## Request:
Determine how many lines of the material hold the string "regulations" and reply with only that number.

## Supplied data:
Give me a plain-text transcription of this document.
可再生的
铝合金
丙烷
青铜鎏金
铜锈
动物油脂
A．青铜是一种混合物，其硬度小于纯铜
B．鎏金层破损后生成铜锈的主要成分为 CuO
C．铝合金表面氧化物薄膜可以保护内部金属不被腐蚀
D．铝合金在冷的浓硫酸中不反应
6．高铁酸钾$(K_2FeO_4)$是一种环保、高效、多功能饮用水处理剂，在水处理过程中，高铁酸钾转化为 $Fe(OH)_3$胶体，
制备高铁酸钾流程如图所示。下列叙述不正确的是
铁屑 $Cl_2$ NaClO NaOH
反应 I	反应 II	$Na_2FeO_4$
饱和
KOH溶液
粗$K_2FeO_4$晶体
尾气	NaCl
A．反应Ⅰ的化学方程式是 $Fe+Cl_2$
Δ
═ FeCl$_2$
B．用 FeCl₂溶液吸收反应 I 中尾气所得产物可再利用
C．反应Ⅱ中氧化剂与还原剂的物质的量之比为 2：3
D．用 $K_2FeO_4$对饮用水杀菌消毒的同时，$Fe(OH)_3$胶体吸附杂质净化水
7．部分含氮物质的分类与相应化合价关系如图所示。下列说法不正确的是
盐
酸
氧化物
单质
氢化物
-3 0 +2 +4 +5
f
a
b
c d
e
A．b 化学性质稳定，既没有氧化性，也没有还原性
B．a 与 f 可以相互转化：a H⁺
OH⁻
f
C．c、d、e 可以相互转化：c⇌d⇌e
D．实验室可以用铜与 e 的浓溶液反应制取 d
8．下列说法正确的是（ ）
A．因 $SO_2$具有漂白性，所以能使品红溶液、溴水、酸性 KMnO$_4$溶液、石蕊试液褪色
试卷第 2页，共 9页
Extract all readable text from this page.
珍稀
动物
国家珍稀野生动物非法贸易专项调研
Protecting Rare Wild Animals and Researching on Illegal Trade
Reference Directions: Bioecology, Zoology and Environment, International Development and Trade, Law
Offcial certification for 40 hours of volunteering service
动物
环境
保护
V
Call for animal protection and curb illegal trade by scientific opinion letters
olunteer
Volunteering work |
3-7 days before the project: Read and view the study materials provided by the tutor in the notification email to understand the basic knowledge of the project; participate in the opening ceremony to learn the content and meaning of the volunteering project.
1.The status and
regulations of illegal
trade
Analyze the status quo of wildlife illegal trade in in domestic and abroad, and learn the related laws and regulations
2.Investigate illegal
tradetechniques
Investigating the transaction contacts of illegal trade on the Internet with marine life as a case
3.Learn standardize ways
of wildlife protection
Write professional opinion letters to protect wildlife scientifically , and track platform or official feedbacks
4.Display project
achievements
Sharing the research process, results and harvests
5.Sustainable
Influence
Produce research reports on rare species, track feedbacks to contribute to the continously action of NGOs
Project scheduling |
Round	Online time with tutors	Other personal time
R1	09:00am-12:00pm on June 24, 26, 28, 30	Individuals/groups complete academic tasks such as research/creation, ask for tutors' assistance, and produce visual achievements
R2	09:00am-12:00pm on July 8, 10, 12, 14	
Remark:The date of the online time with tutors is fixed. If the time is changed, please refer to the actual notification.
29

## Task response:
2